:: INFORMATION GIVEN ::
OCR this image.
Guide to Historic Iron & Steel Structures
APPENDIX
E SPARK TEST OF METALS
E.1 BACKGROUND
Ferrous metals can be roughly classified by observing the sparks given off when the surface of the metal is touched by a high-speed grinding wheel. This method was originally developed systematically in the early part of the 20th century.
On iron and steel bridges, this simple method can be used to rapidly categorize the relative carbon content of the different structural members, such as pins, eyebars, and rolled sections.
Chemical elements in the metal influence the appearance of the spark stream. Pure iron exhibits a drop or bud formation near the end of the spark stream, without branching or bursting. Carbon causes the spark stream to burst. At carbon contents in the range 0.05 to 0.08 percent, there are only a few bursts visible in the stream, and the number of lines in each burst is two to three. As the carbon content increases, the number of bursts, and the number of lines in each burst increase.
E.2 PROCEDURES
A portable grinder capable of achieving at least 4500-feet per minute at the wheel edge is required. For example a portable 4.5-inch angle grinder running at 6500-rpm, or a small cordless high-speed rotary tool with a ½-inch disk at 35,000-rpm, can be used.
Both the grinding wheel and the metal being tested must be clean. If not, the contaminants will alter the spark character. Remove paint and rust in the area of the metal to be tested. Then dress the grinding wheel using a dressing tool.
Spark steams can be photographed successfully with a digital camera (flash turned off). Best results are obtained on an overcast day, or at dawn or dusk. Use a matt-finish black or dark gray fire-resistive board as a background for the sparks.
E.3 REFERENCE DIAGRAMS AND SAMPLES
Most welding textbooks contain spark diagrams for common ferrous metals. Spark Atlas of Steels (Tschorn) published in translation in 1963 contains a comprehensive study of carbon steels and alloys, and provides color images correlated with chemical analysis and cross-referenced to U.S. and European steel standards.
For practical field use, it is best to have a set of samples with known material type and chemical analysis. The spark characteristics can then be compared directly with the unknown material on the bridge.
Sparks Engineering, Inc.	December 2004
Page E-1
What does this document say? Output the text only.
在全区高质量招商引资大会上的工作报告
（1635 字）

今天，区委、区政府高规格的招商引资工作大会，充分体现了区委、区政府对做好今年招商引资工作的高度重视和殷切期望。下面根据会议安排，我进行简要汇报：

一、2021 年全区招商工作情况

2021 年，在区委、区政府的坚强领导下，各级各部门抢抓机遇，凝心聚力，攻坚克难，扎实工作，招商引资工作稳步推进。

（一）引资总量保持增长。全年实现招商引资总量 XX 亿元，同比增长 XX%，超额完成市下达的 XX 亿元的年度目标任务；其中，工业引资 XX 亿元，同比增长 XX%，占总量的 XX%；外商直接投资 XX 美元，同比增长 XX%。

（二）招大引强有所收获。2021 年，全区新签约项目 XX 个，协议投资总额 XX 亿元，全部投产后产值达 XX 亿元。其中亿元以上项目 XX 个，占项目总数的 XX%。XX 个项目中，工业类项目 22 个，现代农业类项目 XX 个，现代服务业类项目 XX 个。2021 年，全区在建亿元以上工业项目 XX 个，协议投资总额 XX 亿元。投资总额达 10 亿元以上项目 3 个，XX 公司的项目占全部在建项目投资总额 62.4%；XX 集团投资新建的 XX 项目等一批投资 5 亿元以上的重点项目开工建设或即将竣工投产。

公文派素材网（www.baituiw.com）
:::
PROBLEM TO SOLVE
Starting at the line that contains "What does this", print every line through the end of the listing, word for word. Leave out all the rest.

COMPLETE OUTPUT
What does this document say? Output the text only.
在全区高质量招商引资大会上的工作报告
（1635 字）

今天，区委、区政府高规格的招商引资工作大会，充分体现了区委、区政府对做好今年招商引资工作的高度重视和殷切期望。下面根据会议安排，我进行简要汇报：

一、2021 年全区招商工作情况

2021 年，在区委、区政府的坚强领导下，各级各部门抢抓机遇，凝心聚力，攻坚克难，扎实工作，招商引资工作稳步推进。

（一）引资总量保持增长。全年实现招商引资总量 XX 亿元，同比增长 XX%，超额完成市下达的 XX 亿元的年度目标任务；其中，工业引资 XX 亿元，同比增长 XX%，占总量的 XX%；外商直接投资 XX 美元，同比增长 XX%。

（二）招大引强有所收获。2021 年，全区新签约项目 XX 个，协议投资总额 XX 亿元，全部投产后产值达 XX 亿元。其中亿元以上项目 XX 个，占项目总数的 XX%。XX 个项目中，工业类项目 22 个，现代农业类项目 XX 个，现代服务业类项目 XX 个。2021 年，全区在建亿元以上工业项目 XX 个，协议投资总额 XX 亿元。投资总额达 10 亿元以上项目 3 个，XX 公司的项目占全部在建项目投资总额 62.4%；XX 集团投资新建的 XX 项目等一批投资 5 亿元以上的重点项目开工建设或即将竣工投产。

公文派素材网（www.baituiw.com）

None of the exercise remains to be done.